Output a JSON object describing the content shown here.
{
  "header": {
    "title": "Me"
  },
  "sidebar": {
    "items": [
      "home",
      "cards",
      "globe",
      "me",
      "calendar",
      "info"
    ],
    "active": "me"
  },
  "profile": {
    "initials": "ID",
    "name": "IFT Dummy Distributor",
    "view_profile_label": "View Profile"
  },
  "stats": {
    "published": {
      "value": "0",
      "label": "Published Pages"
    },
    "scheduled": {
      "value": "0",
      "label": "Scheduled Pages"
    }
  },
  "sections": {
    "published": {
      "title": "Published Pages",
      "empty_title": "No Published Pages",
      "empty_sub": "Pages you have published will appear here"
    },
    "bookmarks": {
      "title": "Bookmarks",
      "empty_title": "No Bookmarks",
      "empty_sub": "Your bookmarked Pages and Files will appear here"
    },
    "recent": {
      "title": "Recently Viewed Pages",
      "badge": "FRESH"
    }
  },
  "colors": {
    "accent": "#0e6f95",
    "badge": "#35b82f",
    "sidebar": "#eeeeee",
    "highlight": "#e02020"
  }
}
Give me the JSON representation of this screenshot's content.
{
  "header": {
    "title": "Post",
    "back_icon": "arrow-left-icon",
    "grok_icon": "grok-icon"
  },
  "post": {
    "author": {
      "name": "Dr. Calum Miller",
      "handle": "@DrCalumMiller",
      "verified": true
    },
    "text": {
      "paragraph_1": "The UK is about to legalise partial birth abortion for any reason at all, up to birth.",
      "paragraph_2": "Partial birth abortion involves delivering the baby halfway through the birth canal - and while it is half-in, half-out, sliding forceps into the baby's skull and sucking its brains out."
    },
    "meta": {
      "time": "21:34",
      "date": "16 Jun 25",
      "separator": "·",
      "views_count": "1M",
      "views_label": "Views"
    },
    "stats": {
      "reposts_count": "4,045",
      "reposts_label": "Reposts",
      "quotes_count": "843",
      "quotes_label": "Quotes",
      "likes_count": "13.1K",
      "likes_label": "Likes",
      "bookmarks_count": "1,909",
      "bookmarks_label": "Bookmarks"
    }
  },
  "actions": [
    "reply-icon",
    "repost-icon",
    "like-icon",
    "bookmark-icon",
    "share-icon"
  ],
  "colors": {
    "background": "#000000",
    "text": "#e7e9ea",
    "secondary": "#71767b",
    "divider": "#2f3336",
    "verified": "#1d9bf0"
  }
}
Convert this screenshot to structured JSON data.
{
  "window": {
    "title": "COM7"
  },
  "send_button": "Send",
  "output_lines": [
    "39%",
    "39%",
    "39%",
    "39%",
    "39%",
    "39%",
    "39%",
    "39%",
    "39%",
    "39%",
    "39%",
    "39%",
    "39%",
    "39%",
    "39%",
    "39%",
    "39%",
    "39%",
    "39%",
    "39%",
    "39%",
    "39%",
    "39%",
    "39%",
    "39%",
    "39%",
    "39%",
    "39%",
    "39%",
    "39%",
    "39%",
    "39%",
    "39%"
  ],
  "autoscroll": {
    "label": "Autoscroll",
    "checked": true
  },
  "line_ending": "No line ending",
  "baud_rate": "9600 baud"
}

--- --- ---

▸ **PROBLEM STATEMENT**
Pull every line containing "abortion" from the data.

▸ **TASK SOLUTION**
      "paragraph_1": "The UK is about to legalise partial birth abortion for any reason at all, up to birth.",
      "paragraph_2": "Partial birth abortion involves delivering the baby halfway through the birth canal - and while it is half-in, half-out, sliding forceps into the baby's skull and sucking its brains out."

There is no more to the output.